# TASK OBJECTIVE:
Repeat every record below exactly, omitting any pictures.

# INPUT ROWS:
|---|
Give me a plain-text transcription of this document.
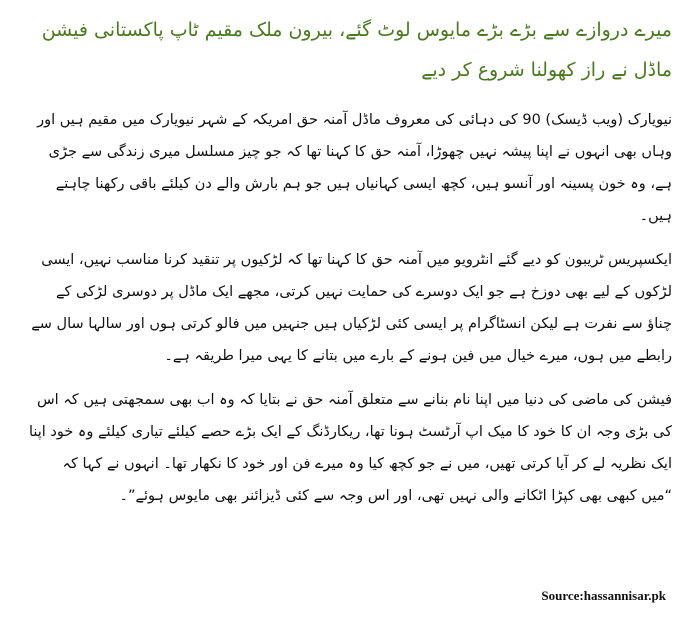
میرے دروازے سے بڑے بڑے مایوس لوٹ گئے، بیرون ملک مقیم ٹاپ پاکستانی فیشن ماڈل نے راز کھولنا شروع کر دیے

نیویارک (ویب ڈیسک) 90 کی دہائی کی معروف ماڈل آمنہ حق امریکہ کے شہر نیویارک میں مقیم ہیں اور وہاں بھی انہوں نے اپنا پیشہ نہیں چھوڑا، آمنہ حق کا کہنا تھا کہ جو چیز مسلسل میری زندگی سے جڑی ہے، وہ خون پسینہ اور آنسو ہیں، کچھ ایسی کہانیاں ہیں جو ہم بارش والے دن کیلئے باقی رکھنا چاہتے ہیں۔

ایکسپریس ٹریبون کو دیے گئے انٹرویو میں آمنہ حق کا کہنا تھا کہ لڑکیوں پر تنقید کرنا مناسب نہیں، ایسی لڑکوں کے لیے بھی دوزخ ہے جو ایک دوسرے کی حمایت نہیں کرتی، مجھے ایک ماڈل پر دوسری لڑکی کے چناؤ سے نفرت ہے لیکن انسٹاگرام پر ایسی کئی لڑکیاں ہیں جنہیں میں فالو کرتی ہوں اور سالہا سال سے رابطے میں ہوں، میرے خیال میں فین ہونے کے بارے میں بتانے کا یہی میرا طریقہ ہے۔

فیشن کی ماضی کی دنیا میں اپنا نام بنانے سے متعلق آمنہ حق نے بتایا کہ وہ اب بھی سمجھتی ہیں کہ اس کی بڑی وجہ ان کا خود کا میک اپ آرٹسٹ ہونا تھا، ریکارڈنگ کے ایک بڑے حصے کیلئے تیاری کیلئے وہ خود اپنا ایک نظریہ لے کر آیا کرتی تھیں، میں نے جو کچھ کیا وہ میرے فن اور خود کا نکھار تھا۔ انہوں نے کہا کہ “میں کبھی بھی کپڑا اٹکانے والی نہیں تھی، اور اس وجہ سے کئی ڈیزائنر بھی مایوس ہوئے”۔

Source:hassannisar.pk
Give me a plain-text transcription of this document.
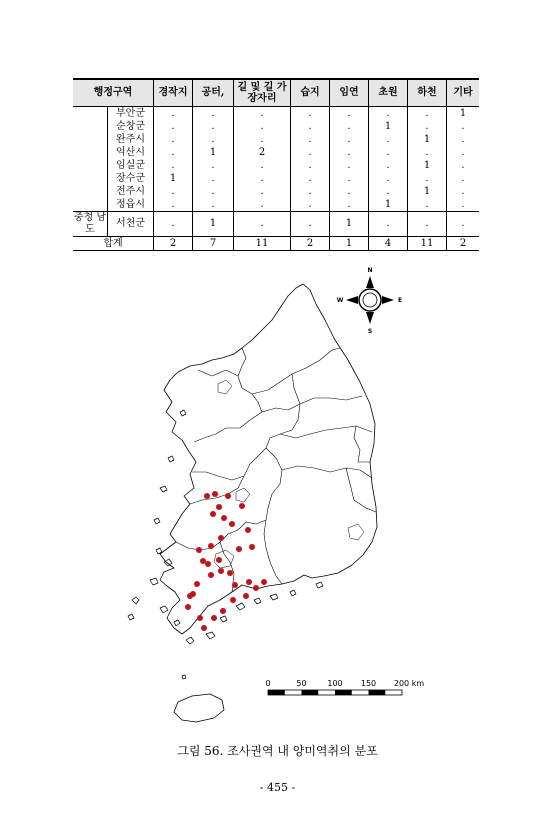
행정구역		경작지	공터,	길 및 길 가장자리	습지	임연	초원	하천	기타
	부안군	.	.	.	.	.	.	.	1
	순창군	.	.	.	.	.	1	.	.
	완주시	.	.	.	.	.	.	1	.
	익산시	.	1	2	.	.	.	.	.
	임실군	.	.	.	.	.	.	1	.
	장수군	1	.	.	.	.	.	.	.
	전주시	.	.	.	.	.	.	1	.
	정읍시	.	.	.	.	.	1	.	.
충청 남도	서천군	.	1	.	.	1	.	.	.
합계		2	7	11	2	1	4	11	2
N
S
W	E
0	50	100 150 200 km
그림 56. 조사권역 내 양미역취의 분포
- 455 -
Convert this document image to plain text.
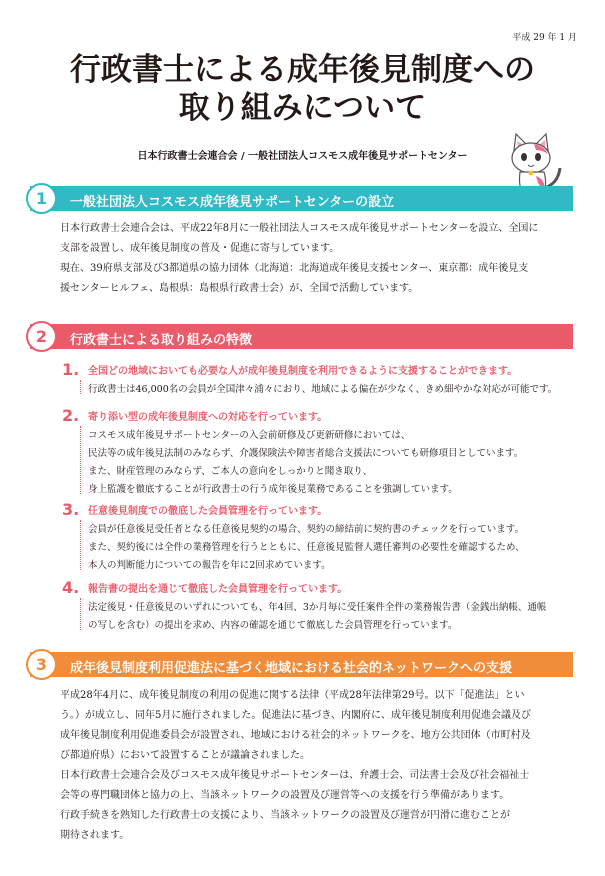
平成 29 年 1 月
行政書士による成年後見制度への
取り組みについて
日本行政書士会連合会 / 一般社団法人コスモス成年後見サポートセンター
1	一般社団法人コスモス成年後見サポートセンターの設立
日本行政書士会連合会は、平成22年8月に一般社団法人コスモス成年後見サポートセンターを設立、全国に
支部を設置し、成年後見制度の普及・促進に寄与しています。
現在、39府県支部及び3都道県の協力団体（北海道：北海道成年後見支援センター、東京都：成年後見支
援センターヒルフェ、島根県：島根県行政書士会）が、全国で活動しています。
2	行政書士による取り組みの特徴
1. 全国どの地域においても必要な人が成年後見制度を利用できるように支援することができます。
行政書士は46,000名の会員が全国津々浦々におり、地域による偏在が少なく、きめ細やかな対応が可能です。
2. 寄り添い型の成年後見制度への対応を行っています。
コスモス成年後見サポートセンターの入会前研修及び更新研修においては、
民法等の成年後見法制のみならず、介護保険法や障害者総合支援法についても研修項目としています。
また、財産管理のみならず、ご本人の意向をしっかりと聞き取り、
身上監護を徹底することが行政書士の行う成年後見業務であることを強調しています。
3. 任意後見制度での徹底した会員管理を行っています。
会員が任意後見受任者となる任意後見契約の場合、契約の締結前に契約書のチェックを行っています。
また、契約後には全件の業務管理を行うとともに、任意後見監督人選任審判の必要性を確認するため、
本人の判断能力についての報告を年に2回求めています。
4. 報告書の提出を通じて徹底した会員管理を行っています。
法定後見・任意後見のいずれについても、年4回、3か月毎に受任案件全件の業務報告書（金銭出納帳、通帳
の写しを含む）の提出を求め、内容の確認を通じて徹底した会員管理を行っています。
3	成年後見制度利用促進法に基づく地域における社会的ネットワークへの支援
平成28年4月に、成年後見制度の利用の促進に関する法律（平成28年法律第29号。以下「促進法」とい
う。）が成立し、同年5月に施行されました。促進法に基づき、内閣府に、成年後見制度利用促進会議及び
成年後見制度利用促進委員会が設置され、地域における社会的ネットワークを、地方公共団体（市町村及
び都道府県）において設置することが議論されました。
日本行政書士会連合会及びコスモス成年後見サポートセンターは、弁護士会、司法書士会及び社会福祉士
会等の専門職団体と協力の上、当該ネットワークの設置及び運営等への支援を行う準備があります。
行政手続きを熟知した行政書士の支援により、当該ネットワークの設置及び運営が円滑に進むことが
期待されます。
|---|
# SOLUTION BELOW:
Give me a plain-text transcription of this document.
میرے دروازے سے بڑے بڑے مایوس لوٹ گئے، بیرون ملک مقیم ٹاپ پاکستانی فیشن ماڈل نے راز کھولنا شروع کر دیے

نیویارک (ویب ڈیسک) 90 کی دہائی کی معروف ماڈل آمنہ حق امریکہ کے شہر نیویارک میں مقیم ہیں اور وہاں بھی انہوں نے اپنا پیشہ نہیں چھوڑا، آمنہ حق کا کہنا تھا کہ جو چیز مسلسل میری زندگی سے جڑی ہے، وہ خون پسینہ اور آنسو ہیں، کچھ ایسی کہانیاں ہیں جو ہم بارش والے دن کیلئے باقی رکھنا چاہتے ہیں۔

ایکسپریس ٹریبون کو دیے گئے انٹرویو میں آمنہ حق کا کہنا تھا کہ لڑکیوں پر تنقید کرنا مناسب نہیں، ایسی لڑکوں کے لیے بھی دوزخ ہے جو ایک دوسرے کی حمایت نہیں کرتی، مجھے ایک ماڈل پر دوسری لڑکی کے چناؤ سے نفرت ہے لیکن انسٹاگرام پر ایسی کئی لڑکیاں ہیں جنہیں میں فالو کرتی ہوں اور سالہا سال سے رابطے میں ہوں، میرے خیال میں فین ہونے کے بارے میں بتانے کا یہی میرا طریقہ ہے۔

فیشن کی ماضی کی دنیا میں اپنا نام بنانے سے متعلق آمنہ حق نے بتایا کہ وہ اب بھی سمجھتی ہیں کہ اس کی بڑی وجہ ان کا خود کا میک اپ آرٹسٹ ہونا تھا، ریکارڈنگ کے ایک بڑے حصے کیلئے تیاری کیلئے وہ خود اپنا ایک نظریہ لے کر آیا کرتی تھیں، میں نے جو کچھ کیا وہ میرے فن اور خود کا نکھار تھا۔ انہوں نے کہا کہ “میں کبھی بھی کپڑا اٹکانے والی نہیں تھی، اور اس وجہ سے کئی ڈیزائنر بھی مایوس ہوئے”۔

Source:hassannisar.pk
Give me a plain-text transcription of this document.
행정구역		경작지	공터,	길 및 길 가장자리	습지	임연	초원	하천	기타
	부안군	.	.	.	.	.	.	.	1
	순창군	.	.	.	.	.	1	.	.
	완주시	.	.	.	.	.	.	1	.
	익산시	.	1	2	.	.	.	.	.
	임실군	.	.	.	.	.	.	1	.
	장수군	1	.	.	.	.	.	.	.
	전주시	.	.	.	.	.	.	1	.
	정읍시	.	.	.	.	.	1	.	.
충청 남도	서천군	.	1	.	.	1	.	.	.
합계		2	7	11	2	1	4	11	2
N
S
W	E
0	50	100 150 200 km
그림 56. 조사권역 내 양미역취의 분포
- 455 -
Convert this document image to plain text.
平成 29 年 1 月
行政書士による成年後見制度への
取り組みについて
日本行政書士会連合会 / 一般社団法人コスモス成年後見サポートセンター
1	一般社団法人コスモス成年後見サポートセンターの設立
日本行政書士会連合会は、平成22年8月に一般社団法人コスモス成年後見サポートセンターを設立、全国に
支部を設置し、成年後見制度の普及・促進に寄与しています。
現在、39府県支部及び3都道県の協力団体（北海道：北海道成年後見支援センター、東京都：成年後見支
援センターヒルフェ、島根県：島根県行政書士会）が、全国で活動しています。
2	行政書士による取り組みの特徴
1. 全国どの地域においても必要な人が成年後見制度を利用できるように支援することができます。
行政書士は46,000名の会員が全国津々浦々におり、地域による偏在が少なく、きめ細やかな対応が可能です。
2. 寄り添い型の成年後見制度への対応を行っています。
コスモス成年後見サポートセンターの入会前研修及び更新研修においては、
民法等の成年後見法制のみならず、介護保険法や障害者総合支援法についても研修項目としています。
また、財産管理のみならず、ご本人の意向をしっかりと聞き取り、
身上監護を徹底することが行政書士の行う成年後見業務であることを強調しています。
3. 任意後見制度での徹底した会員管理を行っています。
会員が任意後見受任者となる任意後見契約の場合、契約の締結前に契約書のチェックを行っています。
また、契約後には全件の業務管理を行うとともに、任意後見監督人選任審判の必要性を確認するため、
本人の判断能力についての報告を年に2回求めています。
4. 報告書の提出を通じて徹底した会員管理を行っています。
法定後見・任意後見のいずれについても、年4回、3か月毎に受任案件全件の業務報告書（金銭出納帳、通帳
の写しを含む）の提出を求め、内容の確認を通じて徹底した会員管理を行っています。
3	成年後見制度利用促進法に基づく地域における社会的ネットワークへの支援
平成28年4月に、成年後見制度の利用の促進に関する法律（平成28年法律第29号。以下「促進法」とい
う。）が成立し、同年5月に施行されました。促進法に基づき、内閣府に、成年後見制度利用促進会議及び
成年後見制度利用促進委員会が設置され、地域における社会的ネットワークを、地方公共団体（市町村及
び都道府県）において設置することが議論されました。
日本行政書士会連合会及びコスモス成年後見サポートセンターは、弁護士会、司法書士会及び社会福祉士
会等の専門職団体と協力の上、当該ネットワークの設置及び運営等への支援を行う準備があります。
行政手続きを熟知した行政書士の支援により、当該ネットワークの設置及び運営が円滑に進むことが
期待されます。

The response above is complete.